▸ TASK INSTRUCTIONS:
Every record below should be printed exactly as it appears.

[Excerpts from a figure dataset]
===
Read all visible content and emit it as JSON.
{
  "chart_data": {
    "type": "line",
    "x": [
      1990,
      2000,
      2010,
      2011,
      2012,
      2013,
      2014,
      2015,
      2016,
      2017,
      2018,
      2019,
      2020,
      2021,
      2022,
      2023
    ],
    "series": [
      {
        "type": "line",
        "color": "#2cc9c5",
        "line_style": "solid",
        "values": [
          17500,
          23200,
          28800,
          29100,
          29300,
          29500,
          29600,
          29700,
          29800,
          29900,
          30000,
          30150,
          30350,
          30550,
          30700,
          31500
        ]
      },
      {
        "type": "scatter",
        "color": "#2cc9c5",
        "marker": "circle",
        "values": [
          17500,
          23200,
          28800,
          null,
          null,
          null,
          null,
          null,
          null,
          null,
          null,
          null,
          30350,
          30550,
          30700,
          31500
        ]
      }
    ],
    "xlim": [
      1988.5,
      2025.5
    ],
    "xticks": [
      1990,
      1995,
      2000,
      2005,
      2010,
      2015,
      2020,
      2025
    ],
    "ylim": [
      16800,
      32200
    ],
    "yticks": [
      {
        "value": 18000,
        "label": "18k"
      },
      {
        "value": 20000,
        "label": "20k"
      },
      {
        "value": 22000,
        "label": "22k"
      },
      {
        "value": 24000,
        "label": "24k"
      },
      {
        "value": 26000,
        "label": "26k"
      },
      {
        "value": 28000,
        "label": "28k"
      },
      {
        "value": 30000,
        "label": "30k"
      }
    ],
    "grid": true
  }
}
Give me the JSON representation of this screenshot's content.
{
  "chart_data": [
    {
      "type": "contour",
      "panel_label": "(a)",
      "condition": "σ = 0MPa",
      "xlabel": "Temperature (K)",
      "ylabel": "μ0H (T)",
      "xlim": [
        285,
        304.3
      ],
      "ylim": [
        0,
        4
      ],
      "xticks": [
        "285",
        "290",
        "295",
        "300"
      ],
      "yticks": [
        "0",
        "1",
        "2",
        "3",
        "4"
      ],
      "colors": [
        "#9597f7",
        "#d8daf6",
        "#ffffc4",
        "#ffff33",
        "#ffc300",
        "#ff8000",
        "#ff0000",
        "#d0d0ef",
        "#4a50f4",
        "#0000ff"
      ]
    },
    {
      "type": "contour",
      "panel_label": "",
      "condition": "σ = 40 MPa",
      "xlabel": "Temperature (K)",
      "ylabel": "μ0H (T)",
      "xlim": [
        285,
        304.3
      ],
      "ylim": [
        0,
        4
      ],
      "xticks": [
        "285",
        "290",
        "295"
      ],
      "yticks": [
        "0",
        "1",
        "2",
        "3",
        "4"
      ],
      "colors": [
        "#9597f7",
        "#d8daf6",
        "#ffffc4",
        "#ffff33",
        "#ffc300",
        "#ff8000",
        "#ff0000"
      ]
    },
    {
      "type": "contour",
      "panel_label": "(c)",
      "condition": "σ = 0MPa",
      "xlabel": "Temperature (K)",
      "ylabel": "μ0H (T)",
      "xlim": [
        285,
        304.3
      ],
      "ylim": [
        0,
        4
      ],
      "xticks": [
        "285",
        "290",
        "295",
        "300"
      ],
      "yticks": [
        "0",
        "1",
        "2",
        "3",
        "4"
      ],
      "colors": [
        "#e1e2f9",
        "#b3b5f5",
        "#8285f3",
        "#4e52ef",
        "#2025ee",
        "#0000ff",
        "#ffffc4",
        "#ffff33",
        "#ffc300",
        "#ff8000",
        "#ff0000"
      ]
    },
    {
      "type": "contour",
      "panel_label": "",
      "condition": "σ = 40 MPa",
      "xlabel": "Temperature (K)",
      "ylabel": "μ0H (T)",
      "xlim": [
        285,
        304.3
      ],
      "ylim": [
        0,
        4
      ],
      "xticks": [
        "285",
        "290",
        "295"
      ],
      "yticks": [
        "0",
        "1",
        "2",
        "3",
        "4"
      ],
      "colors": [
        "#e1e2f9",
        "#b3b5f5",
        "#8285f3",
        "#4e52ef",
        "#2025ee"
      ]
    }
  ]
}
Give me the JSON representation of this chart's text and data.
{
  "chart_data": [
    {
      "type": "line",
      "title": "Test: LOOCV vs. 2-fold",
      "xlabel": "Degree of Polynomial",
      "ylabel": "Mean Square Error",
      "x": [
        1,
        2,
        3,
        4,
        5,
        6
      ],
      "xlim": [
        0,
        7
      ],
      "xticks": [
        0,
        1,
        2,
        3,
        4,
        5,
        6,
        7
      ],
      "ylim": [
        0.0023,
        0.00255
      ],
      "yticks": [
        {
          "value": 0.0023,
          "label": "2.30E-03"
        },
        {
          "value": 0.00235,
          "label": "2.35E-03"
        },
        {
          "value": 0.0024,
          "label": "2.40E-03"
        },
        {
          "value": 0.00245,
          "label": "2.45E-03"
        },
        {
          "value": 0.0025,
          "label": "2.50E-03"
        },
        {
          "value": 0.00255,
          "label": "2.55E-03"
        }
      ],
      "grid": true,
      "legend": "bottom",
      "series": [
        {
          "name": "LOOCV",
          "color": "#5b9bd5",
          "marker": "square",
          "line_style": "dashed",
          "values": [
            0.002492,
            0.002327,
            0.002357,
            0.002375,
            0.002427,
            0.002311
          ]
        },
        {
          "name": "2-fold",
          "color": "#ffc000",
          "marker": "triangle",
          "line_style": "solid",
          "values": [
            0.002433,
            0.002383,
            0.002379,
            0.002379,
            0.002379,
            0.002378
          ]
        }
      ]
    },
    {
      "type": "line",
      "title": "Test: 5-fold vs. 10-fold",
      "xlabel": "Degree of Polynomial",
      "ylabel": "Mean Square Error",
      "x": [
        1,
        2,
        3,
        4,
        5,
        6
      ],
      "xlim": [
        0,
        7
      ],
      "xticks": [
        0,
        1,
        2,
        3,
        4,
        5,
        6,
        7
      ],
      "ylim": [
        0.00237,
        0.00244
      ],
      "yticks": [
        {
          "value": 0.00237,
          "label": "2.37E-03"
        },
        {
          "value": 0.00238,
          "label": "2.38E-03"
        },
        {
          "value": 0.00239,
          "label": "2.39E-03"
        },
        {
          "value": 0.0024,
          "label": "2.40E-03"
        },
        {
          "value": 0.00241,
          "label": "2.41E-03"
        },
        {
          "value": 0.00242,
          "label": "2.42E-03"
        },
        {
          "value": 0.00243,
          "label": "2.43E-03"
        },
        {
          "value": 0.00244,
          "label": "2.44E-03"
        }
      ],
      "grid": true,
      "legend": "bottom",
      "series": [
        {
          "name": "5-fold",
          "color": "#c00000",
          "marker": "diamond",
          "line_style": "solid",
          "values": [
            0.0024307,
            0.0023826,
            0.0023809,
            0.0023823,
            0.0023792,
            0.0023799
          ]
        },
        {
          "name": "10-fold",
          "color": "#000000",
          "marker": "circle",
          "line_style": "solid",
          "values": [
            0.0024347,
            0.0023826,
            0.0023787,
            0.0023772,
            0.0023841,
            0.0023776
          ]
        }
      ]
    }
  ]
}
===
▸ WORKED SOLUTION:
Read all visible content and emit it as JSON.
{
  "chart_data": {
    "type": "line",
    "x": [
      1990,
      2000,
      2010,
      2011,
      2012,
      2013,
      2014,
      2015,
      2016,
      2017,
      2018,
      2019,
      2020,
      2021,
      2022,
      2023
    ],
    "series": [
      {
        "type": "line",
        "color": "#2cc9c5",
        "line_style": "solid",
        "values": [
          17500,
          23200,
          28800,
          29100,
          29300,
          29500,
          29600,
          29700,
          29800,
          29900,
          30000,
          30150,
          30350,
          30550,
          30700,
          31500
        ]
      },
      {
        "type": "scatter",
        "color": "#2cc9c5",
        "marker": "circle",
        "values": [
          17500,
          23200,
          28800,
          null,
          null,
          null,
          null,
          null,
          null,
          null,
          null,
          null,
          30350,
          30550,
          30700,
          31500
        ]
      }
    ],
    "xlim": [
      1988.5,
      2025.5
    ],
    "xticks": [
      1990,
      1995,
      2000,
      2005,
      2010,
      2015,
      2020,
      2025
    ],
    "ylim": [
      16800,
      32200
    ],
    "yticks": [
      {
        "value": 18000,
        "label": "18k"
      },
      {
        "value": 20000,
        "label": "20k"
      },
      {
        "value": 22000,
        "label": "22k"
      },
      {
        "value": 24000,
        "label": "24k"
      },
      {
        "value": 26000,
        "label": "26k"
      },
      {
        "value": 28000,
        "label": "28k"
      },
      {
        "value": 30000,
        "label": "30k"
      }
    ],
    "grid": true
  }
}
Give me the JSON representation of this screenshot's content.
{
  "chart_data": [
    {
      "type": "contour",
      "panel_label": "(a)",
      "condition": "σ = 0MPa",
      "xlabel": "Temperature (K)",
      "ylabel": "μ0H (T)",
      "xlim": [
        285,
        304.3
      ],
      "ylim": [
        0,
        4
      ],
      "xticks": [
        "285",
        "290",
        "295",
        "300"
      ],
      "yticks": [
        "0",
        "1",
        "2",
        "3",
        "4"
      ],
      "colors": [
        "#9597f7",
        "#d8daf6",
        "#ffffc4",
        "#ffff33",
        "#ffc300",
        "#ff8000",
        "#ff0000",
        "#d0d0ef",
        "#4a50f4",
        "#0000ff"
      ]
    },
    {
      "type": "contour",
      "panel_label": "",
      "condition": "σ = 40 MPa",
      "xlabel": "Temperature (K)",
      "ylabel": "μ0H (T)",
      "xlim": [
        285,
        304.3
      ],
      "ylim": [
        0,
        4
      ],
      "xticks": [
        "285",
        "290",
        "295"
      ],
      "yticks": [
        "0",
        "1",
        "2",
        "3",
        "4"
      ],
      "colors": [
        "#9597f7",
        "#d8daf6",
        "#ffffc4",
        "#ffff33",
        "#ffc300",
        "#ff8000",
        "#ff0000"
      ]
    },
    {
      "type": "contour",
      "panel_label": "(c)",
      "condition": "σ = 0MPa",
      "xlabel": "Temperature (K)",
      "ylabel": "μ0H (T)",
      "xlim": [
        285,
        304.3
      ],
      "ylim": [
        0,
        4
      ],
      "xticks": [
        "285",
        "290",
        "295",
        "300"
      ],
      "yticks": [
        "0",
        "1",
        "2",
        "3",
        "4"
      ],
      "colors": [
        "#e1e2f9",
        "#b3b5f5",
        "#8285f3",
        "#4e52ef",
        "#2025ee",
        "#0000ff",
        "#ffffc4",
        "#ffff33",
        "#ffc300",
        "#ff8000",
        "#ff0000"
      ]
    },
    {
      "type": "contour",
      "panel_label": "",
      "condition": "σ = 40 MPa",
      "xlabel": "Temperature (K)",
      "ylabel": "μ0H (T)",
      "xlim": [
        285,
        304.3
      ],
      "ylim": [
        0,
        4
      ],
      "xticks": [
        "285",
        "290",
        "295"
      ],
      "yticks": [
        "0",
        "1",
        "2",
        "3",
        "4"
      ],
      "colors": [
        "#e1e2f9",
        "#b3b5f5",
        "#8285f3",
        "#4e52ef",
        "#2025ee"
      ]
    }
  ]
}
Give me the JSON representation of this chart's text and data.
{
  "chart_data": [
    {
      "type": "line",
      "title": "Test: LOOCV vs. 2-fold",
      "xlabel": "Degree of Polynomial",
      "ylabel": "Mean Square Error",
      "x": [
        1,
        2,
        3,
        4,
        5,
        6
      ],
      "xlim": [
        0,
        7
      ],
      "xticks": [
        0,
        1,
        2,
        3,
        4,
        5,
        6,
        7
      ],
      "ylim": [
        0.0023,
        0.00255
      ],
      "yticks": [
        {
          "value": 0.0023,
          "label": "2.30E-03"
        },
        {
          "value": 0.00235,
          "label": "2.35E-03"
        },
        {
          "value": 0.0024,
          "label": "2.40E-03"
        },
        {
          "value": 0.00245,
          "label": "2.45E-03"
        },
        {
          "value": 0.0025,
          "label": "2.50E-03"
        },
        {
          "value": 0.00255,
          "label": "2.55E-03"
        }
      ],
      "grid": true,
      "legend": "bottom",
      "series": [
        {
          "name": "LOOCV",
          "color": "#5b9bd5",
          "marker": "square",
          "line_style": "dashed",
          "values": [
            0.002492,
            0.002327,
            0.002357,
            0.002375,
            0.002427,
            0.002311
          ]
        },
        {
          "name": "2-fold",
          "color": "#ffc000",
          "marker": "triangle",
          "line_style": "solid",
          "values": [
            0.002433,
            0.002383,
            0.002379,
            0.002379,
            0.002379,
            0.002378
          ]
        }
      ]
    },
    {
      "type": "line",
      "title": "Test: 5-fold vs. 10-fold",
      "xlabel": "Degree of Polynomial",
      "ylabel": "Mean Square Error",
      "x": [
        1,
        2,
        3,
        4,
        5,
        6
      ],
      "xlim": [
        0,
        7
      ],
      "xticks": [
        0,
        1,
        2,
        3,
        4,
        5,
        6,
        7
      ],
      "ylim": [
        0.00237,
        0.00244
      ],
      "yticks": [
        {
          "value": 0.00237,
          "label": "2.37E-03"
        },
        {
          "value": 0.00238,
          "label": "2.38E-03"
        },
        {
          "value": 0.00239,
          "label": "2.39E-03"
        },
        {
          "value": 0.0024,
          "label": "2.40E-03"
        },
        {
          "value": 0.00241,
          "label": "2.41E-03"
        },
        {
          "value": 0.00242,
          "label": "2.42E-03"
        },
        {
          "value": 0.00243,
          "label": "2.43E-03"
        },
        {
          "value": 0.00244,
          "label": "2.44E-03"
        }
      ],
      "grid": true,
      "legend": "bottom",
      "series": [
        {
          "name": "5-fold",
          "color": "#c00000",
          "marker": "diamond",
          "line_style": "solid",
          "values": [
            0.0024307,
            0.0023826,
            0.0023809,
            0.0023823,
            0.0023792,
            0.0023799
          ]
        },
        {
          "name": "10-fold",
          "color": "#000000",
          "marker": "circle",
          "line_style": "solid",
          "values": [
            0.0024347,
            0.0023826,
            0.0023787,
            0.0023772,
            0.0023841,
            0.0023776
          ]
        }
      ]
    }
  ]
}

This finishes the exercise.